Give every entry again, word for word and in full.

Collected data:
§

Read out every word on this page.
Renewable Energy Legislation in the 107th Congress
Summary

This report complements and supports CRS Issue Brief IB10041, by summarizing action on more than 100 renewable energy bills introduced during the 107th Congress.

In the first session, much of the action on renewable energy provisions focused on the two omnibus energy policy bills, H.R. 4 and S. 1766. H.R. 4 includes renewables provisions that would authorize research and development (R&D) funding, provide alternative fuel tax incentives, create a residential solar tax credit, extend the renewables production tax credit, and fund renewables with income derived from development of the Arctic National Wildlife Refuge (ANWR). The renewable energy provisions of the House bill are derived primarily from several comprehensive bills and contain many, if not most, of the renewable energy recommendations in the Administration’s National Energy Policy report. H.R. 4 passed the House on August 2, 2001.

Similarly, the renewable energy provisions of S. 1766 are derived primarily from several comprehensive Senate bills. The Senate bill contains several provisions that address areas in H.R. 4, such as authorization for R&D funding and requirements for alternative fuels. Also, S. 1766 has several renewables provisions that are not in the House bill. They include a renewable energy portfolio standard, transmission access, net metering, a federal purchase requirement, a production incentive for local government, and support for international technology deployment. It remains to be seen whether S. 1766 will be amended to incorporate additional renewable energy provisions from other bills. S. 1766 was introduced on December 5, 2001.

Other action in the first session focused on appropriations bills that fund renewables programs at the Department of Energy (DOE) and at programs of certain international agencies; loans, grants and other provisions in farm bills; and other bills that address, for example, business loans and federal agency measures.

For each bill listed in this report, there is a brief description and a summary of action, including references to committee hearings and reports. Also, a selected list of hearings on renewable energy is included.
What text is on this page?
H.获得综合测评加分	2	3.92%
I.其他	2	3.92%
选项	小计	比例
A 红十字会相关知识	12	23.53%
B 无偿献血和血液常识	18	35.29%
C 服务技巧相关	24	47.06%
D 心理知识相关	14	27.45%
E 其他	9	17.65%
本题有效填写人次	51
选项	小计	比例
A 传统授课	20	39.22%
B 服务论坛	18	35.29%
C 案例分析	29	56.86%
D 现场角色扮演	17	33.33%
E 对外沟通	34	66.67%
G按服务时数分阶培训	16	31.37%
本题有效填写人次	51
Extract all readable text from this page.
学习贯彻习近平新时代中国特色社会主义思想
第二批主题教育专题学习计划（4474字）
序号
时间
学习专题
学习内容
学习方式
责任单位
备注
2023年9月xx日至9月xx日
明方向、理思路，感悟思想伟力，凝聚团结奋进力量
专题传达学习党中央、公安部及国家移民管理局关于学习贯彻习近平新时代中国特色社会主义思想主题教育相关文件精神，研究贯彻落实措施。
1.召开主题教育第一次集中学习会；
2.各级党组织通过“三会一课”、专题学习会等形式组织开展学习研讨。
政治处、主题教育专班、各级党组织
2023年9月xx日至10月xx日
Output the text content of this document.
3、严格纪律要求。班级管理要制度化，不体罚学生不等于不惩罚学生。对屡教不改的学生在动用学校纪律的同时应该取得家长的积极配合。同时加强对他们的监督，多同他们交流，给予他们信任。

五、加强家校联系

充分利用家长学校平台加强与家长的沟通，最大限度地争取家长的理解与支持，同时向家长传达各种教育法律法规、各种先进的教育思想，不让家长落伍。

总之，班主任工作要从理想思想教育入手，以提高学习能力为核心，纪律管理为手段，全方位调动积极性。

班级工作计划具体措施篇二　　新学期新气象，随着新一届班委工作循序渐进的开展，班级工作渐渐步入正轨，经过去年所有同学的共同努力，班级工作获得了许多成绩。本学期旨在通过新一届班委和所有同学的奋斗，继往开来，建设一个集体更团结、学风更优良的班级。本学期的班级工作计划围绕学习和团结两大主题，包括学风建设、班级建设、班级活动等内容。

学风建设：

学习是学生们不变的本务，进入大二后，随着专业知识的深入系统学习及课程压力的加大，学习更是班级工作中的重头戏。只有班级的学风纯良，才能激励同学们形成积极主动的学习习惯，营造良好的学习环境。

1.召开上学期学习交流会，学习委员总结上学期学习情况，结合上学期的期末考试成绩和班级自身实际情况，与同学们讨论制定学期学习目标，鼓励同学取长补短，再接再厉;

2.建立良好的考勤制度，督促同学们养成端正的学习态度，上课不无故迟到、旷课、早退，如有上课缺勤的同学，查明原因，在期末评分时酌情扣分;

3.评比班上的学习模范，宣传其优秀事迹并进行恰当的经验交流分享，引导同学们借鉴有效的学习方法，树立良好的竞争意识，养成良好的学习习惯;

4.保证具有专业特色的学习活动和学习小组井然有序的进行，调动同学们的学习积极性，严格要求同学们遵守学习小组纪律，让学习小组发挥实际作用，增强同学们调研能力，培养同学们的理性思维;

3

§

* REPLY TO THE EXERCISE:
Read out every word on this page.
Renewable Energy Legislation in the 107th Congress
Summary

This report complements and supports CRS Issue Brief IB10041, by summarizing action on more than 100 renewable energy bills introduced during the 107th Congress.

In the first session, much of the action on renewable energy provisions focused on the two omnibus energy policy bills, H.R. 4 and S. 1766. H.R. 4 includes renewables provisions that would authorize research and development (R&D) funding, provide alternative fuel tax incentives, create a residential solar tax credit, extend the renewables production tax credit, and fund renewables with income derived from development of the Arctic National Wildlife Refuge (ANWR). The renewable energy provisions of the House bill are derived primarily from several comprehensive bills and contain many, if not most, of the renewable energy recommendations in the Administration’s National Energy Policy report. H.R. 4 passed the House on August 2, 2001.

Similarly, the renewable energy provisions of S. 1766 are derived primarily from several comprehensive Senate bills. The Senate bill contains several provisions that address areas in H.R. 4, such as authorization for R&D funding and requirements for alternative fuels. Also, S. 1766 has several renewables provisions that are not in the House bill. They include a renewable energy portfolio standard, transmission access, net metering, a federal purchase requirement, a production incentive for local government, and support for international technology deployment. It remains to be seen whether S. 1766 will be amended to incorporate additional renewable energy provisions from other bills. S. 1766 was introduced on December 5, 2001.

Other action in the first session focused on appropriations bills that fund renewables programs at the Department of Energy (DOE) and at programs of certain international agencies; loans, grants and other provisions in farm bills; and other bills that address, for example, business loans and federal agency measures.

For each bill listed in this report, there is a brief description and a summary of action, including references to committee hearings and reports. Also, a selected list of hearings on renewable energy is included.
What text is on this page?
H.获得综合测评加分	2	3.92%
I.其他	2	3.92%
选项	小计	比例
A 红十字会相关知识	12	23.53%
B 无偿献血和血液常识	18	35.29%
C 服务技巧相关	24	47.06%
D 心理知识相关	14	27.45%
E 其他	9	17.65%
本题有效填写人次	51
选项	小计	比例
A 传统授课	20	39.22%
B 服务论坛	18	35.29%
C 案例分析	29	56.86%
D 现场角色扮演	17	33.33%
E 对外沟通	34	66.67%
G按服务时数分阶培训	16	31.37%
本题有效填写人次	51
Extract all readable text from this page.
学习贯彻习近平新时代中国特色社会主义思想
第二批主题教育专题学习计划（4474字）
序号
时间
学习专题
学习内容
学习方式
责任单位
备注
2023年9月xx日至9月xx日
明方向、理思路，感悟思想伟力，凝聚团结奋进力量
专题传达学习党中央、公安部及国家移民管理局关于学习贯彻习近平新时代中国特色社会主义思想主题教育相关文件精神，研究贯彻落实措施。
1.召开主题教育第一次集中学习会；
2.各级党组织通过“三会一课”、专题学习会等形式组织开展学习研讨。
政治处、主题教育专班、各级党组织
2023年9月xx日至10月xx日
Output the text content of this document.
3、严格纪律要求。班级管理要制度化，不体罚学生不等于不惩罚学生。对屡教不改的学生在动用学校纪律的同时应该取得家长的积极配合。同时加强对他们的监督，多同他们交流，给予他们信任。

五、加强家校联系

充分利用家长学校平台加强与家长的沟通，最大限度地争取家长的理解与支持，同时向家长传达各种教育法律法规、各种先进的教育思想，不让家长落伍。

总之，班主任工作要从理想思想教育入手，以提高学习能力为核心，纪律管理为手段，全方位调动积极性。

班级工作计划具体措施篇二　　新学期新气象，随着新一届班委工作循序渐进的开展，班级工作渐渐步入正轨，经过去年所有同学的共同努力，班级工作获得了许多成绩。本学期旨在通过新一届班委和所有同学的奋斗，继往开来，建设一个集体更团结、学风更优良的班级。本学期的班级工作计划围绕学习和团结两大主题，包括学风建设、班级建设、班级活动等内容。

学风建设：

学习是学生们不变的本务，进入大二后，随着专业知识的深入系统学习及课程压力的加大，学习更是班级工作中的重头戏。只有班级的学风纯良，才能激励同学们形成积极主动的学习习惯，营造良好的学习环境。

1.召开上学期学习交流会，学习委员总结上学期学习情况，结合上学期的期末考试成绩和班级自身实际情况，与同学们讨论制定学期学习目标，鼓励同学取长补短，再接再厉;

2.建立良好的考勤制度，督促同学们养成端正的学习态度，上课不无故迟到、旷课、早退，如有上课缺勤的同学，查明原因，在期末评分时酌情扣分;

3.评比班上的学习模范，宣传其优秀事迹并进行恰当的经验交流分享，引导同学们借鉴有效的学习方法，树立良好的竞争意识，养成良好的学习习惯;

4.保证具有专业特色的学习活动和学习小组井然有序的进行，调动同学们的学习积极性，严格要求同学们遵守学习小组纪律，让学习小组发挥实际作用，增强同学们调研能力，培养同学们的理性思维;

3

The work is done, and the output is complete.